** Start MATERIAL FOR THE TASK **

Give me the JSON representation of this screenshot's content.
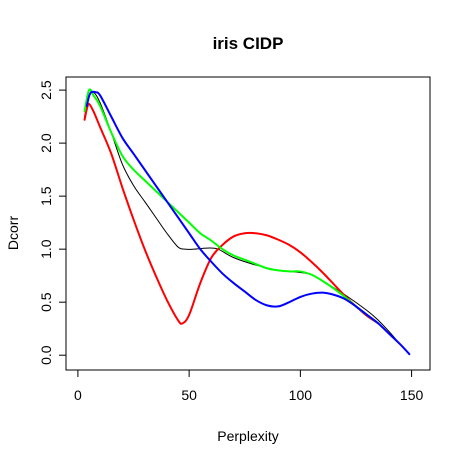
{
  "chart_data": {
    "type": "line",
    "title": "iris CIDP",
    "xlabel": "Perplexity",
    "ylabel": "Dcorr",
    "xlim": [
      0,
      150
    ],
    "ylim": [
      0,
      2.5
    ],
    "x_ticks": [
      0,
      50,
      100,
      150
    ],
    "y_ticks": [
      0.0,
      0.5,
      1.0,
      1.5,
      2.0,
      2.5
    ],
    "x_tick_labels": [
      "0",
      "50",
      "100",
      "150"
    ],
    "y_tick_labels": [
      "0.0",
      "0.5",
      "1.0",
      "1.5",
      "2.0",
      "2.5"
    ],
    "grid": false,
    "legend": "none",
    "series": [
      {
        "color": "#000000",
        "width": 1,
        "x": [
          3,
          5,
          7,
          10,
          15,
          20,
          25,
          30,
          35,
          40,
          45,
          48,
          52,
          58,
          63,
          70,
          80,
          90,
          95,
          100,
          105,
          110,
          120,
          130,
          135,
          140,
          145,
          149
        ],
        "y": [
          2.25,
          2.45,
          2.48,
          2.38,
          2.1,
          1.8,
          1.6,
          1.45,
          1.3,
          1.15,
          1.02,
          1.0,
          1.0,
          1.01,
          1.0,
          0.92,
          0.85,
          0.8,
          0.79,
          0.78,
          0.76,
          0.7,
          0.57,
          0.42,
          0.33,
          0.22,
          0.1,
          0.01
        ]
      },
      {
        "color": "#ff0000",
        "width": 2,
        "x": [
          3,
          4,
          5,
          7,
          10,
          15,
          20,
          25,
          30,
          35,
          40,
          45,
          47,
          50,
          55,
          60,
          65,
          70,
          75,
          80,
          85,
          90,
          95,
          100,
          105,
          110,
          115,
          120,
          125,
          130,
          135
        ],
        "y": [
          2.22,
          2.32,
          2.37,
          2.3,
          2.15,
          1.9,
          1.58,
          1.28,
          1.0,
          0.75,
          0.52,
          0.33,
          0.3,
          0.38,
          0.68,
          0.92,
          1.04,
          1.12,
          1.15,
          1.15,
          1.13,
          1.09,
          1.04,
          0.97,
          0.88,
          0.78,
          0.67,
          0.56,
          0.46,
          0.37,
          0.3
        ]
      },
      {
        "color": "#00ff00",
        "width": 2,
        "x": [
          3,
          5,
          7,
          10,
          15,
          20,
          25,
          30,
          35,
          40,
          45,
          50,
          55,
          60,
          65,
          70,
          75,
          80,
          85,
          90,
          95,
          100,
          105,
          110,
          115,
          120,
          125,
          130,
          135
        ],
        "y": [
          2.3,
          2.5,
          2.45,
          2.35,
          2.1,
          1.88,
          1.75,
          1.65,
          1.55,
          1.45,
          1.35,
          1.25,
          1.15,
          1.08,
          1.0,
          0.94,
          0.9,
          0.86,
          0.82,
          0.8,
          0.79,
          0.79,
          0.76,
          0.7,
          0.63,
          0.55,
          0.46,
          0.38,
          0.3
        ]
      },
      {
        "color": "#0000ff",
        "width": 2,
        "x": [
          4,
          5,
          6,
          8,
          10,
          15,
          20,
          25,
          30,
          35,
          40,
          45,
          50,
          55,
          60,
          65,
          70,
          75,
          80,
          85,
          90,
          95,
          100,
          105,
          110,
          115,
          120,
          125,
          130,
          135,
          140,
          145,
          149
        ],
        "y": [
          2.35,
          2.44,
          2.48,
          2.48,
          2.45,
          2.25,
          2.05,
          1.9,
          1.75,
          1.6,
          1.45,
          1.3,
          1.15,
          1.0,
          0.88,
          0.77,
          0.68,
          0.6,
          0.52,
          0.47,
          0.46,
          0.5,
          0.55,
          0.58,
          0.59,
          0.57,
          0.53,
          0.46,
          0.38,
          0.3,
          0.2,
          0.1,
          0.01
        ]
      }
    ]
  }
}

** End MATERIAL FOR THE TASK **

* _TASK_
Take every line above carrying "color" and return it.

* _SOLVED EXERCISE_
        "color": "#000000",
        "color": "#ff0000",
        "color": "#00ff00",
        "color": "#0000ff",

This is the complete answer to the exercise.